**Stated goal**. Quote the lines exactly, running from the start of the lines through the line that contains "bar-week-14[interactable] (841, 187, 892, 640)", both included.

[Start of Extracted information]

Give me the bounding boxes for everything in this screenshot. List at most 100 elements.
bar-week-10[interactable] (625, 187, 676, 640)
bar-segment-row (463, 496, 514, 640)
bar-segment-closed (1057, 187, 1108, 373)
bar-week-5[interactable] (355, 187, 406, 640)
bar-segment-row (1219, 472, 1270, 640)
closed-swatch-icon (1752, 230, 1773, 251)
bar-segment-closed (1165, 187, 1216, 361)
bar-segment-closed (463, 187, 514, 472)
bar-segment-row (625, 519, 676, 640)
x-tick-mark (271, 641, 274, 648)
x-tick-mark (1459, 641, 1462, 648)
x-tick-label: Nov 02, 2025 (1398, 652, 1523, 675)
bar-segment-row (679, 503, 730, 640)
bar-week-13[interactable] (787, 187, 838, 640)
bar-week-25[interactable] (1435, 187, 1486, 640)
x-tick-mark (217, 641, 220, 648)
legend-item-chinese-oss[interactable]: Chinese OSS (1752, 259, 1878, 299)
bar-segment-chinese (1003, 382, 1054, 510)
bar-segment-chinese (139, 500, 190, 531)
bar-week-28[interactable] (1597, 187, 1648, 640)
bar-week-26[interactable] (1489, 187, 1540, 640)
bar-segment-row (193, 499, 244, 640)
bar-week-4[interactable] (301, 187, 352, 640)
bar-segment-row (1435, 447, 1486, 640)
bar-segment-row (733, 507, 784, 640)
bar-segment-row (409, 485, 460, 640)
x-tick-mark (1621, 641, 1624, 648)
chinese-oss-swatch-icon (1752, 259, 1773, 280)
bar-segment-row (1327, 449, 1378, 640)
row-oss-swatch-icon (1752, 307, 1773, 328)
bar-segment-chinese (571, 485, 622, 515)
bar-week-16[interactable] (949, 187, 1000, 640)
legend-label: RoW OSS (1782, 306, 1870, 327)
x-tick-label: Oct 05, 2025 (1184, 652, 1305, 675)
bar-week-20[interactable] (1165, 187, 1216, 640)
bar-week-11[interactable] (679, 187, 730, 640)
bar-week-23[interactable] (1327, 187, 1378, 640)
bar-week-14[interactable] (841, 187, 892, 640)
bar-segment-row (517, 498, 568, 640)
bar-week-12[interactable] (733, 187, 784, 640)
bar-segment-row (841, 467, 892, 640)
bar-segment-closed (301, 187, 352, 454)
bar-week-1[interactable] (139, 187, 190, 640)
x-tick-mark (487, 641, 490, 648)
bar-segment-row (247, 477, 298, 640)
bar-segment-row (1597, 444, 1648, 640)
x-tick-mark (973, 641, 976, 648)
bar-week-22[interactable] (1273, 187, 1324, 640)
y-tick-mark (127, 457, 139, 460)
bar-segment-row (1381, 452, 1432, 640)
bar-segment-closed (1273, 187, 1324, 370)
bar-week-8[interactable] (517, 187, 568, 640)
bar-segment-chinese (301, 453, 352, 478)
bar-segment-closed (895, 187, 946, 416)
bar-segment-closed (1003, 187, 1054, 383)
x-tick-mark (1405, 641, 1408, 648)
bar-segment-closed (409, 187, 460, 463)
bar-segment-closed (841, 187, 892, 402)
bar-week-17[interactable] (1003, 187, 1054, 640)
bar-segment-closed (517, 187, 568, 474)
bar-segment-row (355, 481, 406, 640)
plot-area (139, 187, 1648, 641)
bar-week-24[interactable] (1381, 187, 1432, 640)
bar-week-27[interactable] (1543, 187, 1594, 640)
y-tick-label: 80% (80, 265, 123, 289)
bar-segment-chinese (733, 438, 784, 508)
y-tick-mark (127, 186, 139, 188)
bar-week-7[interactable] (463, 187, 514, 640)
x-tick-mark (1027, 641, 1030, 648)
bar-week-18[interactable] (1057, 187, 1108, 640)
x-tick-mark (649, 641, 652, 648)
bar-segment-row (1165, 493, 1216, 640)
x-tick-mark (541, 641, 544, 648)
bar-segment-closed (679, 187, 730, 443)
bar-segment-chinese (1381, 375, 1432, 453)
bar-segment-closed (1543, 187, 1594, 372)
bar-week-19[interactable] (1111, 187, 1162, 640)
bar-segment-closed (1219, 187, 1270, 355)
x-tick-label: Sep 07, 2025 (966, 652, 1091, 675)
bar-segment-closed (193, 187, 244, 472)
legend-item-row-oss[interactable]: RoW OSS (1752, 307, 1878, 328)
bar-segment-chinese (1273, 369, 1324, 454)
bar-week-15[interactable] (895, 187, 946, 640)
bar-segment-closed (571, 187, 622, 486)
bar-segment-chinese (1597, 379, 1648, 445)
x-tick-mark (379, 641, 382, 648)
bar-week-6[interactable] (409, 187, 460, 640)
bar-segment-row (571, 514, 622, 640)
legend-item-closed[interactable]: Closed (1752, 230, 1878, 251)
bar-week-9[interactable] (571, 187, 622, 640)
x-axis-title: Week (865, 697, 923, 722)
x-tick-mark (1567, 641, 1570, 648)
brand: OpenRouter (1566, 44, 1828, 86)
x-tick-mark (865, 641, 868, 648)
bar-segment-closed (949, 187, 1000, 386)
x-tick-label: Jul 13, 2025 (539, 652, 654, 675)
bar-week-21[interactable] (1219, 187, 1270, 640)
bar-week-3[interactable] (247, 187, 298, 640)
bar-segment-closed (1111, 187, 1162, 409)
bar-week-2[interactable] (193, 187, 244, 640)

[End of Extracted information]

**The output**.
Give me the bounding boxes for everything in this screenshot. List at most 100 elements.
bar-week-10[interactable] (625, 187, 676, 640)
bar-segment-row (463, 496, 514, 640)
bar-segment-closed (1057, 187, 1108, 373)
bar-week-5[interactable] (355, 187, 406, 640)
bar-segment-row (1219, 472, 1270, 640)
closed-swatch-icon (1752, 230, 1773, 251)
bar-segment-closed (1165, 187, 1216, 361)
bar-segment-closed (463, 187, 514, 472)
bar-segment-row (625, 519, 676, 640)
x-tick-mark (271, 641, 274, 648)
x-tick-mark (1459, 641, 1462, 648)
x-tick-label: Nov 02, 2025 (1398, 652, 1523, 675)
bar-segment-row (679, 503, 730, 640)
bar-week-13[interactable] (787, 187, 838, 640)
bar-week-25[interactable] (1435, 187, 1486, 640)
x-tick-mark (217, 641, 220, 648)
legend-item-chinese-oss[interactable]: Chinese OSS (1752, 259, 1878, 299)
bar-segment-chinese (1003, 382, 1054, 510)
bar-segment-chinese (139, 500, 190, 531)
bar-week-28[interactable] (1597, 187, 1648, 640)
bar-week-26[interactable] (1489, 187, 1540, 640)
bar-segment-row (193, 499, 244, 640)
bar-week-4[interactable] (301, 187, 352, 640)
bar-segment-row (1435, 447, 1486, 640)
bar-segment-row (733, 507, 784, 640)
bar-segment-row (409, 485, 460, 640)
x-tick-mark (1621, 641, 1624, 648)
chinese-oss-swatch-icon (1752, 259, 1773, 280)
bar-segment-row (1327, 449, 1378, 640)
row-oss-swatch-icon (1752, 307, 1773, 328)
bar-segment-chinese (571, 485, 622, 515)
bar-week-16[interactable] (949, 187, 1000, 640)
legend-label: RoW OSS (1782, 306, 1870, 327)
x-tick-label: Oct 05, 2025 (1184, 652, 1305, 675)
bar-week-20[interactable] (1165, 187, 1216, 640)
bar-week-11[interactable] (679, 187, 730, 640)
bar-week-23[interactable] (1327, 187, 1378, 640)
bar-week-14[interactable] (841, 187, 892, 640)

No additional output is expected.